* start Entries *
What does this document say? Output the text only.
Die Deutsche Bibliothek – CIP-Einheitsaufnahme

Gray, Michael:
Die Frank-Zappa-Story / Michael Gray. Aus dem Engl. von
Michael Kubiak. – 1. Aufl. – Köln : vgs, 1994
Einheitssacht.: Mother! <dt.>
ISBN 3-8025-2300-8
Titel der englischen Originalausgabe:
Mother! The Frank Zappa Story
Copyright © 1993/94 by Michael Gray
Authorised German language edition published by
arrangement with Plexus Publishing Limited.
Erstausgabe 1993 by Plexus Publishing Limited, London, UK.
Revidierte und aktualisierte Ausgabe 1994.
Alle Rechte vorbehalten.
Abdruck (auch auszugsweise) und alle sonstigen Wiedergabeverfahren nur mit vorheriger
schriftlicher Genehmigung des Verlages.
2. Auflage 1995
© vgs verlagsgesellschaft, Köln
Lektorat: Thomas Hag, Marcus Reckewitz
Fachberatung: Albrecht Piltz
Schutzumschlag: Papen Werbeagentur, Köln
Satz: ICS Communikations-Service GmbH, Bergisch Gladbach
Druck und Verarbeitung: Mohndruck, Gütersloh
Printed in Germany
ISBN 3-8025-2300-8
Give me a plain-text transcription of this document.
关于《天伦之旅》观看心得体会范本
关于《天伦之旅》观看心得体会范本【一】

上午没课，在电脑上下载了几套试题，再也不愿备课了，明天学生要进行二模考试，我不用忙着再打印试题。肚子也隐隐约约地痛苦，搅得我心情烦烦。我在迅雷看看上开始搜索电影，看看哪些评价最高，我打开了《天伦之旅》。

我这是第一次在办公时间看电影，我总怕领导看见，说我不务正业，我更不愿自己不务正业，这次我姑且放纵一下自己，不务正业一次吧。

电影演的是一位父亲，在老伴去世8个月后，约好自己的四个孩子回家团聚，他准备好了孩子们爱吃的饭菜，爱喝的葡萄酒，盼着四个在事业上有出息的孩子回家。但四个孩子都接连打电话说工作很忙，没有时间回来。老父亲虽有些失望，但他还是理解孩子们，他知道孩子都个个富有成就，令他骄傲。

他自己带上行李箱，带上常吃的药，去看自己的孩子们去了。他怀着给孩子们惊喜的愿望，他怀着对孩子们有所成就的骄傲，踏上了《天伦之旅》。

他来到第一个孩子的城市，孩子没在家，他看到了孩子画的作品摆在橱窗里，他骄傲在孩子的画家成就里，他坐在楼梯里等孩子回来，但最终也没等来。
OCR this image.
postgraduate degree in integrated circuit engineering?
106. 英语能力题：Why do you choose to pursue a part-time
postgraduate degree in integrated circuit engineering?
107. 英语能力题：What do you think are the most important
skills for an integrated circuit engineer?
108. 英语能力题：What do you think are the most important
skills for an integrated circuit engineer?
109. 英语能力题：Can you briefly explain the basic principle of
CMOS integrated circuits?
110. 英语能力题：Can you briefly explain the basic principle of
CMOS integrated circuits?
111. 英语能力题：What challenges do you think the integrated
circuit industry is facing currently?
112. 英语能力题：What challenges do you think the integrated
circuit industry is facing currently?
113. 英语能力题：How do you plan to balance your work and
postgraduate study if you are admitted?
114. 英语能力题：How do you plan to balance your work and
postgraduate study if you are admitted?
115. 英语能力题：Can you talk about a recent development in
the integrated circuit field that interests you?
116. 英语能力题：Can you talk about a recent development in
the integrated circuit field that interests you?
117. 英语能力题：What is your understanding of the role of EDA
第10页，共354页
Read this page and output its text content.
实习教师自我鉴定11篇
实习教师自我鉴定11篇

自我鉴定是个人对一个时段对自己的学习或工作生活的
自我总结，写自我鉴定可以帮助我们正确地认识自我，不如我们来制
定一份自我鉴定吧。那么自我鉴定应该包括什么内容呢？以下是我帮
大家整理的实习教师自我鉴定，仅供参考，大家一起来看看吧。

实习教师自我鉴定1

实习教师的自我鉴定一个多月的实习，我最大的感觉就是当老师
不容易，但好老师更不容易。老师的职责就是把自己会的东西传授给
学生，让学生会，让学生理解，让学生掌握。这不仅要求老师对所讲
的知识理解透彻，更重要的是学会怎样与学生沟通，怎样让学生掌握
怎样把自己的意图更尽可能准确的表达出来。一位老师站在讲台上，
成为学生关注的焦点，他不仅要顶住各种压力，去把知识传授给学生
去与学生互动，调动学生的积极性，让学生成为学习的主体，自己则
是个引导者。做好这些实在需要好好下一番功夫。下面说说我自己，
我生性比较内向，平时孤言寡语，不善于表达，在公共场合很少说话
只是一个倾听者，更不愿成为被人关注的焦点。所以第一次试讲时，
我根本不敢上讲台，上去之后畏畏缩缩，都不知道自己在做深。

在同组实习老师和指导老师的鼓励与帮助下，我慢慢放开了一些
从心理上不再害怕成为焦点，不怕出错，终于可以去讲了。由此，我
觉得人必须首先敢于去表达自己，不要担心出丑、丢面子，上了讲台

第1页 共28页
* end Entries *
Identify each line in the records above containing the word "important"; copy those lines.

» **Right answer**:
107. 英语能力题：What do you think are the most important
108. 英语能力题：What do you think are the most important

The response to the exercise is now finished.